> _RECORD EXCERPTS_
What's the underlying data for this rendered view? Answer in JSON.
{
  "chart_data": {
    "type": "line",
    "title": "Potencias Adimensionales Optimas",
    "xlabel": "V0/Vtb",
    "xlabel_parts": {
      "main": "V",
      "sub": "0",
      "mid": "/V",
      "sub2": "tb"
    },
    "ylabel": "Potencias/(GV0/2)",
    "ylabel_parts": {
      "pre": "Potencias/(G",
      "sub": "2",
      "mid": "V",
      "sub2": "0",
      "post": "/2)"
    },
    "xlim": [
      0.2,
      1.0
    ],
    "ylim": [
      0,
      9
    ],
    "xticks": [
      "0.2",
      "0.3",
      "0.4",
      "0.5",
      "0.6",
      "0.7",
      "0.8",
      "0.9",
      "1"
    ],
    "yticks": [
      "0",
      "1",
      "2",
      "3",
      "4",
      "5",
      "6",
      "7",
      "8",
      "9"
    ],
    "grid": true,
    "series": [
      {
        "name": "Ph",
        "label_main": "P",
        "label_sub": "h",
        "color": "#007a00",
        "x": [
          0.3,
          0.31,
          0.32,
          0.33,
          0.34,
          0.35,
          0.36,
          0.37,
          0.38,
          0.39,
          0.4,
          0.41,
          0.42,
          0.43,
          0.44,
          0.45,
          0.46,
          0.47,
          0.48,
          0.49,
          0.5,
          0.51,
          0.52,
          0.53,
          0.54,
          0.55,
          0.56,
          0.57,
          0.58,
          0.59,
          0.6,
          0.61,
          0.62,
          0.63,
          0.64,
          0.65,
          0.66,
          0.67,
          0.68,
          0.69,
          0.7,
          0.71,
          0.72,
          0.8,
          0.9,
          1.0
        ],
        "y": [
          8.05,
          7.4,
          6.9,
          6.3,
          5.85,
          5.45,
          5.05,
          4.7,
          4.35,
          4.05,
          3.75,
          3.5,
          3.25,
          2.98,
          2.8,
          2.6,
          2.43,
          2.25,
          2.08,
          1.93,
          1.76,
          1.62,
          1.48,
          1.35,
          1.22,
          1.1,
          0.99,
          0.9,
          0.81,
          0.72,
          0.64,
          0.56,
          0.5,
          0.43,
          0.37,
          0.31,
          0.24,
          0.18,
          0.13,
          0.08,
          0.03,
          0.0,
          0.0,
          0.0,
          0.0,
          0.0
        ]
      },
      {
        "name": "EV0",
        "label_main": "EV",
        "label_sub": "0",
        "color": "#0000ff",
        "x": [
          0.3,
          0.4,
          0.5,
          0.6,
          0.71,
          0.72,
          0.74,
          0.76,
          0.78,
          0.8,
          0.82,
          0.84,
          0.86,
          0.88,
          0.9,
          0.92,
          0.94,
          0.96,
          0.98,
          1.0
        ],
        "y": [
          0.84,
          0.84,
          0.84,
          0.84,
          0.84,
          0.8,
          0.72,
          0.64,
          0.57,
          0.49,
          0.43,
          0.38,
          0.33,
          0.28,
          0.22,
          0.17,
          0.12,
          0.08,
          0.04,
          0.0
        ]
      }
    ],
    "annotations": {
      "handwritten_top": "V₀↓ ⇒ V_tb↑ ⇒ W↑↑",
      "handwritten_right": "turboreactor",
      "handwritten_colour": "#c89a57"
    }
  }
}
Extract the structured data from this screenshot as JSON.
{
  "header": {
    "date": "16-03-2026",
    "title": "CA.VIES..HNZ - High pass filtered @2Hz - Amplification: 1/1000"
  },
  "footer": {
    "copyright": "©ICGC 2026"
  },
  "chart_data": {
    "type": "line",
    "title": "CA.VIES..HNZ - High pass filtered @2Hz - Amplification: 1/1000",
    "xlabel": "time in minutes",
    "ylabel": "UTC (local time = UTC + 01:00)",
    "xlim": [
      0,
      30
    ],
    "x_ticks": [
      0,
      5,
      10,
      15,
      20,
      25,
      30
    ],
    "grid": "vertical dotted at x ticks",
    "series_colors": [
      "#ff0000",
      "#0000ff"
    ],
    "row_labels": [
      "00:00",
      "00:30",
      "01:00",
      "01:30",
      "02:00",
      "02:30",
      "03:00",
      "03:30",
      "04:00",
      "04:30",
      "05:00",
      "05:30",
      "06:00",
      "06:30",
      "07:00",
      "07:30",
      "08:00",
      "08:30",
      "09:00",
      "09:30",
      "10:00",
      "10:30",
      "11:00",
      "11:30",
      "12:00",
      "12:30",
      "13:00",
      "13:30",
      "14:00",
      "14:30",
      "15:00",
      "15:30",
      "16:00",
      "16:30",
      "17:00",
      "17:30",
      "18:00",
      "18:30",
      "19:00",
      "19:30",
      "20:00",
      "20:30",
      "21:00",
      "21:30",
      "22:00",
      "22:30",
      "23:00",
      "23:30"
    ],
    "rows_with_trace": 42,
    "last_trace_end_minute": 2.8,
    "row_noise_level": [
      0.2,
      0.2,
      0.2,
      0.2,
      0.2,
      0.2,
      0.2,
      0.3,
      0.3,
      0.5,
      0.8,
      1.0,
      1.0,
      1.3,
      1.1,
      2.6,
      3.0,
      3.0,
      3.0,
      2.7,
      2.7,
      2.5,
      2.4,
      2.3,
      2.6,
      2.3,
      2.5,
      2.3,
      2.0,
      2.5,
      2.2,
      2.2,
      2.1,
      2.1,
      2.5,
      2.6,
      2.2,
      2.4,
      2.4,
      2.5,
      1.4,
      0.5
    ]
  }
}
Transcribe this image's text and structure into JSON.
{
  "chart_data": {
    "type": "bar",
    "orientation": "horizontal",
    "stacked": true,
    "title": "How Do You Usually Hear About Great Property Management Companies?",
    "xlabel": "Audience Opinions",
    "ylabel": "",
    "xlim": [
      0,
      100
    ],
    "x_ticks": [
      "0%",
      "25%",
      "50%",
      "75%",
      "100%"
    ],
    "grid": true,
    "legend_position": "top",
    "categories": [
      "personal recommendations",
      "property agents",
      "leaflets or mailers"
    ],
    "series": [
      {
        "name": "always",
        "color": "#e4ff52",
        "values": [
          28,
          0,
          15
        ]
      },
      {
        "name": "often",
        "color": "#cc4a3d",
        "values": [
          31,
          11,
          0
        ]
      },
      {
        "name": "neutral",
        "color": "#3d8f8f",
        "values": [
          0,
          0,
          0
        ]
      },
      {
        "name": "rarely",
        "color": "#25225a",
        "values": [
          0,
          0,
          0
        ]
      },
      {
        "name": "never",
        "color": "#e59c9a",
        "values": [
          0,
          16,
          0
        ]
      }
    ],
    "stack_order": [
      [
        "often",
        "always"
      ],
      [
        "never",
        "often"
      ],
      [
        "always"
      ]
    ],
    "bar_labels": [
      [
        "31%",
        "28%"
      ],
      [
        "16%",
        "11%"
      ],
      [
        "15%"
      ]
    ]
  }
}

> _WRITTEN INSTRUCTION_
Make an exact copy of every line in the data.

> _FINAL ANSWER_
What's the underlying data for this rendered view? Answer in JSON.
{
  "chart_data": {
    "type": "line",
    "title": "Potencias Adimensionales Optimas",
    "xlabel": "V0/Vtb",
    "xlabel_parts": {
      "main": "V",
      "sub": "0",
      "mid": "/V",
      "sub2": "tb"
    },
    "ylabel": "Potencias/(GV0/2)",
    "ylabel_parts": {
      "pre": "Potencias/(G",
      "sub": "2",
      "mid": "V",
      "sub2": "0",
      "post": "/2)"
    },
    "xlim": [
      0.2,
      1.0
    ],
    "ylim": [
      0,
      9
    ],
    "xticks": [
      "0.2",
      "0.3",
      "0.4",
      "0.5",
      "0.6",
      "0.7",
      "0.8",
      "0.9",
      "1"
    ],
    "yticks": [
      "0",
      "1",
      "2",
      "3",
      "4",
      "5",
      "6",
      "7",
      "8",
      "9"
    ],
    "grid": true,
    "series": [
      {
        "name": "Ph",
        "label_main": "P",
        "label_sub": "h",
        "color": "#007a00",
        "x": [
          0.3,
          0.31,
          0.32,
          0.33,
          0.34,
          0.35,
          0.36,
          0.37,
          0.38,
          0.39,
          0.4,
          0.41,
          0.42,
          0.43,
          0.44,
          0.45,
          0.46,
          0.47,
          0.48,
          0.49,
          0.5,
          0.51,
          0.52,
          0.53,
          0.54,
          0.55,
          0.56,
          0.57,
          0.58,
          0.59,
          0.6,
          0.61,
          0.62,
          0.63,
          0.64,
          0.65,
          0.66,
          0.67,
          0.68,
          0.69,
          0.7,
          0.71,
          0.72,
          0.8,
          0.9,
          1.0
        ],
        "y": [
          8.05,
          7.4,
          6.9,
          6.3,
          5.85,
          5.45,
          5.05,
          4.7,
          4.35,
          4.05,
          3.75,
          3.5,
          3.25,
          2.98,
          2.8,
          2.6,
          2.43,
          2.25,
          2.08,
          1.93,
          1.76,
          1.62,
          1.48,
          1.35,
          1.22,
          1.1,
          0.99,
          0.9,
          0.81,
          0.72,
          0.64,
          0.56,
          0.5,
          0.43,
          0.37,
          0.31,
          0.24,
          0.18,
          0.13,
          0.08,
          0.03,
          0.0,
          0.0,
          0.0,
          0.0,
          0.0
        ]
      },
      {
        "name": "EV0",
        "label_main": "EV",
        "label_sub": "0",
        "color": "#0000ff",
        "x": [
          0.3,
          0.4,
          0.5,
          0.6,
          0.71,
          0.72,
          0.74,
          0.76,
          0.78,
          0.8,
          0.82,
          0.84,
          0.86,
          0.88,
          0.9,
          0.92,
          0.94,
          0.96,
          0.98,
          1.0
        ],
        "y": [
          0.84,
          0.84,
          0.84,
          0.84,
          0.84,
          0.8,
          0.72,
          0.64,
          0.57,
          0.49,
          0.43,
          0.38,
          0.33,
          0.28,
          0.22,
          0.17,
          0.12,
          0.08,
          0.04,
          0.0
        ]
      }
    ],
    "annotations": {
      "handwritten_top": "V₀↓ ⇒ V_tb↑ ⇒ W↑↑",
      "handwritten_right": "turboreactor",
      "handwritten_colour": "#c89a57"
    }
  }
}
Extract the structured data from this screenshot as JSON.
{
  "header": {
    "date": "16-03-2026",
    "title": "CA.VIES..HNZ - High pass filtered @2Hz - Amplification: 1/1000"
  },
  "footer": {
    "copyright": "©ICGC 2026"
  },
  "chart_data": {
    "type": "line",
    "title": "CA.VIES..HNZ - High pass filtered @2Hz - Amplification: 1/1000",
    "xlabel": "time in minutes",
    "ylabel": "UTC (local time = UTC + 01:00)",
    "xlim": [
      0,
      30
    ],
    "x_ticks": [
      0,
      5,
      10,
      15,
      20,
      25,
      30
    ],
    "grid": "vertical dotted at x ticks",
    "series_colors": [
      "#ff0000",
      "#0000ff"
    ],
    "row_labels": [
      "00:00",
      "00:30",
      "01:00",
      "01:30",
      "02:00",
      "02:30",
      "03:00",
      "03:30",
      "04:00",
      "04:30",
      "05:00",
      "05:30",
      "06:00",
      "06:30",
      "07:00",
      "07:30",
      "08:00",
      "08:30",
      "09:00",
      "09:30",
      "10:00",
      "10:30",
      "11:00",
      "11:30",
      "12:00",
      "12:30",
      "13:00",
      "13:30",
      "14:00",
      "14:30",
      "15:00",
      "15:30",
      "16:00",
      "16:30",
      "17:00",
      "17:30",
      "18:00",
      "18:30",
      "19:00",
      "19:30",
      "20:00",
      "20:30",
      "21:00",
      "21:30",
      "22:00",
      "22:30",
      "23:00",
      "23:30"
    ],
    "rows_with_trace": 42,
    "last_trace_end_minute": 2.8,
    "row_noise_level": [
      0.2,
      0.2,
      0.2,
      0.2,
      0.2,
      0.2,
      0.2,
      0.3,
      0.3,
      0.5,
      0.8,
      1.0,
      1.0,
      1.3,
      1.1,
      2.6,
      3.0,
      3.0,
      3.0,
      2.7,
      2.7,
      2.5,
      2.4,
      2.3,
      2.6,
      2.3,
      2.5,
      2.3,
      2.0,
      2.5,
      2.2,
      2.2,
      2.1,
      2.1,
      2.5,
      2.6,
      2.2,
      2.4,
      2.4,
      2.5,
      1.4,
      0.5
    ]
  }
}
Transcribe this image's text and structure into JSON.
{
  "chart_data": {
    "type": "bar",
    "orientation": "horizontal",
    "stacked": true,
    "title": "How Do You Usually Hear About Great Property Management Companies?",
    "xlabel": "Audience Opinions",
    "ylabel": "",
    "xlim": [
      0,
      100
    ],
    "x_ticks": [
      "0%",
      "25%",
      "50%",
      "75%",
      "100%"
    ],
    "grid": true,
    "legend_position": "top",
    "categories": [
      "personal recommendations",
      "property agents",
      "leaflets or mailers"
    ],
    "series": [
      {
        "name": "always",
        "color": "#e4ff52",
        "values": [
          28,
          0,
          15
        ]
      },
      {
        "name": "often",
        "color": "#cc4a3d",
        "values": [
          31,
          11,
          0
        ]
      },
      {
        "name": "neutral",
        "color": "#3d8f8f",
        "values": [
          0,
          0,
          0
        ]
      },
      {
        "name": "rarely",
        "color": "#25225a",
        "values": [
          0,
          0,
          0
        ]
      },
      {
        "name": "never",
        "color": "#e59c9a",
        "values": [
          0,
          16,
          0
        ]
      }
    ],
    "stack_order": [
      [
        "often",
        "always"
      ],
      [
        "never",
        "often"
      ],
      [
        "always"
      ]
    ],
    "bar_labels": [
      [
        "31%",
        "28%"
      ],
      [
        "16%",
        "11%"
      ],
      [
        "15%"
      ]
    ]
  }
}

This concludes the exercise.